[begin ENTRIES PROVIDED]
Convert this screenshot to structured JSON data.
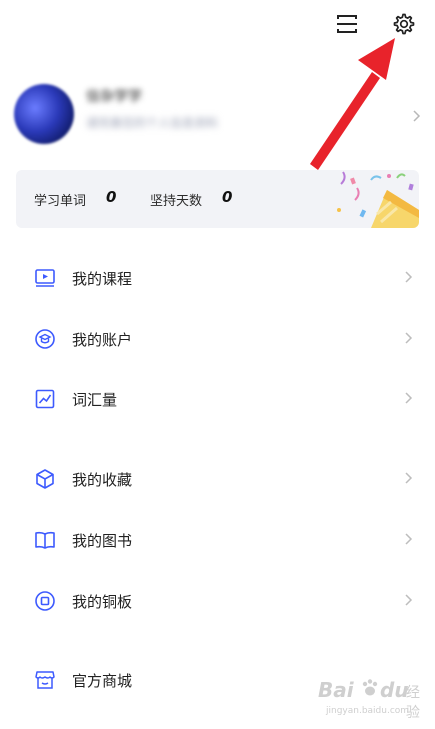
{
  "profile": {
    "username": "信杂学学",
    "subtitle": "请完善您的个人信息资料"
  },
  "stats": {
    "words_label": "学习单词",
    "words_value": "0",
    "days_label": "坚持天数",
    "days_value": "0"
  },
  "menu": [
    {
      "label": "我的课程",
      "icon": "course-icon"
    },
    {
      "label": "我的账户",
      "icon": "account-icon"
    },
    {
      "label": "词汇量",
      "icon": "vocabulary-icon"
    },
    {
      "label": "我的收藏",
      "icon": "favorites-icon"
    },
    {
      "label": "我的图书",
      "icon": "books-icon"
    },
    {
      "label": "我的铜板",
      "icon": "coin-icon"
    },
    {
      "label": "官方商城",
      "icon": "store-icon"
    }
  ],
  "watermark": {
    "brand": "Bai",
    "paw": "du",
    "jingyan": "经验",
    "url": "jingyan.baidu.com"
  },
  "colors": {
    "accent": "#3d5afe",
    "annotation_arrow": "#e8232b",
    "stats_bg": "#f2f3f7"
  }
}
[end ENTRIES PROVIDED]
-- WHAT YOU NEED TO DO --
Please write out all the data again word for word, but not the pictures.

-- SOLUTION FOR THIS PROBLEM --
Convert this screenshot to structured JSON data.
{
  "profile": {
    "username": "信杂学学",
    "subtitle": "请完善您的个人信息资料"
  },
  "stats": {
    "words_label": "学习单词",
    "words_value": "0",
    "days_label": "坚持天数",
    "days_value": "0"
  },
  "menu": [
    {
      "label": "我的课程",
      "icon": "course-icon"
    },
    {
      "label": "我的账户",
      "icon": "account-icon"
    },
    {
      "label": "词汇量",
      "icon": "vocabulary-icon"
    },
    {
      "label": "我的收藏",
      "icon": "favorites-icon"
    },
    {
      "label": "我的图书",
      "icon": "books-icon"
    },
    {
      "label": "我的铜板",
      "icon": "coin-icon"
    },
    {
      "label": "官方商城",
      "icon": "store-icon"
    }
  ],
  "watermark": {
    "brand": "Bai",
    "paw": "du",
    "jingyan": "经验",
    "url": "jingyan.baidu.com"
  },
  "colors": {
    "accent": "#3d5afe",
    "annotation_arrow": "#e8232b",
    "stats_bg": "#f2f3f7"
  }
}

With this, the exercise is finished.